Aim of the task: Among the entries below, find the lines with "this" and copy them.

Dataset rows:

*****

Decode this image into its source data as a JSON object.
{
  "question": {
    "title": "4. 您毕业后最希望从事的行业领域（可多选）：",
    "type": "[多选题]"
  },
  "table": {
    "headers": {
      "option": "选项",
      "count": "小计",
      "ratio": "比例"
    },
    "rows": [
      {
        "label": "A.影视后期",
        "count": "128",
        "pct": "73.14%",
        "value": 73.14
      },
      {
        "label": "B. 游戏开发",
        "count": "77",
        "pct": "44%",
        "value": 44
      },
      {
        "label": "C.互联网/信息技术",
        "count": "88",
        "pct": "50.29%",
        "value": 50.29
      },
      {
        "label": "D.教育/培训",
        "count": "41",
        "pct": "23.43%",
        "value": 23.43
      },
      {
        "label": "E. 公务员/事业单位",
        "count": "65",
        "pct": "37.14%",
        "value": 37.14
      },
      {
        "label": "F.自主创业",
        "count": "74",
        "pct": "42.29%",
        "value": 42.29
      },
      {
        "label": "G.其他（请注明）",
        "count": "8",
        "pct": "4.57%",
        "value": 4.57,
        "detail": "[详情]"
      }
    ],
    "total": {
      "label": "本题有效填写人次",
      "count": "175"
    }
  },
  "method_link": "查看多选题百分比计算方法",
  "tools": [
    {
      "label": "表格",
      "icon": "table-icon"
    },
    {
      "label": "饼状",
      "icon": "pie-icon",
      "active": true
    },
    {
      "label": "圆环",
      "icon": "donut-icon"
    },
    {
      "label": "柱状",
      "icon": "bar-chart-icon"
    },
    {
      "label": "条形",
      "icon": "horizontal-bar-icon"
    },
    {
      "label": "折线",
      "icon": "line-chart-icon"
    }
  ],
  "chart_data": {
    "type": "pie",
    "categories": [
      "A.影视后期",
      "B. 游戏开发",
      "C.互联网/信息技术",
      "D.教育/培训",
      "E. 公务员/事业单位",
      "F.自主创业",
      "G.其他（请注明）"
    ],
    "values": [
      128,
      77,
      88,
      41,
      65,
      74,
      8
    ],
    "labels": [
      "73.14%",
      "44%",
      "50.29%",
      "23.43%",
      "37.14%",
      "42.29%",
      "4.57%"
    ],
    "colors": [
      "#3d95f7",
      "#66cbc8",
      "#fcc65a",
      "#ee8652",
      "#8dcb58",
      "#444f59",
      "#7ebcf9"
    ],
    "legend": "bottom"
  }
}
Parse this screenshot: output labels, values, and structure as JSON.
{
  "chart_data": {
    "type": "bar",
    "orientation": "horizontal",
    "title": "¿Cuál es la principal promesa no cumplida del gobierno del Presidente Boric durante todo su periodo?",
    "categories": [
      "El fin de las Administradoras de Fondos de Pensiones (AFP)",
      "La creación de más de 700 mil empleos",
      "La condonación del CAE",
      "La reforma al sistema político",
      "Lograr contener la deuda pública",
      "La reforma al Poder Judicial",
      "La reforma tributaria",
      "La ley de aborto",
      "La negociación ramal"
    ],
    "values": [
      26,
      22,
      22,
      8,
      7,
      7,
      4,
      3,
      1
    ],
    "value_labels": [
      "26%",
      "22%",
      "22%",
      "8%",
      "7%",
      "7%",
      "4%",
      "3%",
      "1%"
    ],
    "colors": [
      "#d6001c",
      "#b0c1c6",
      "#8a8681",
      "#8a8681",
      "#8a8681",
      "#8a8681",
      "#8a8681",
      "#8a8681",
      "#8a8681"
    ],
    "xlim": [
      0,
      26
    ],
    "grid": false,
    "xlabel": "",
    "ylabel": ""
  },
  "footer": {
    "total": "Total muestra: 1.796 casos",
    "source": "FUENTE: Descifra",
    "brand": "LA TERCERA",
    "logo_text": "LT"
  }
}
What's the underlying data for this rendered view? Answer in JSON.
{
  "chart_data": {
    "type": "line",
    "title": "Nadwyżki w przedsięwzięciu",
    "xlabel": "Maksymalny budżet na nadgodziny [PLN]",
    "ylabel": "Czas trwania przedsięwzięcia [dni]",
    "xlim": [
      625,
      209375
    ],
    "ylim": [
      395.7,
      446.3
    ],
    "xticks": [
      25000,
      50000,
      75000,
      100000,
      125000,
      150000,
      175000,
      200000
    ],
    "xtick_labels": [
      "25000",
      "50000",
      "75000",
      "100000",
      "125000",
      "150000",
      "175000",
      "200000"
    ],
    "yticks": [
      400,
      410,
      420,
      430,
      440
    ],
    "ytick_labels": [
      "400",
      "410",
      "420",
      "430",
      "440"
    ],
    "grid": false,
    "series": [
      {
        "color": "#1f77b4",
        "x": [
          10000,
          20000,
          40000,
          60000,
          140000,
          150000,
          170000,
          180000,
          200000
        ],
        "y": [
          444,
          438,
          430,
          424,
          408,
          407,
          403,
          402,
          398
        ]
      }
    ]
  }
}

*****

Task output:
Decode this image into its source data as a JSON object.
Parse this screenshot: output labels, values, and structure as JSON.
What's the underlying data for this rendered view? Answer in JSON.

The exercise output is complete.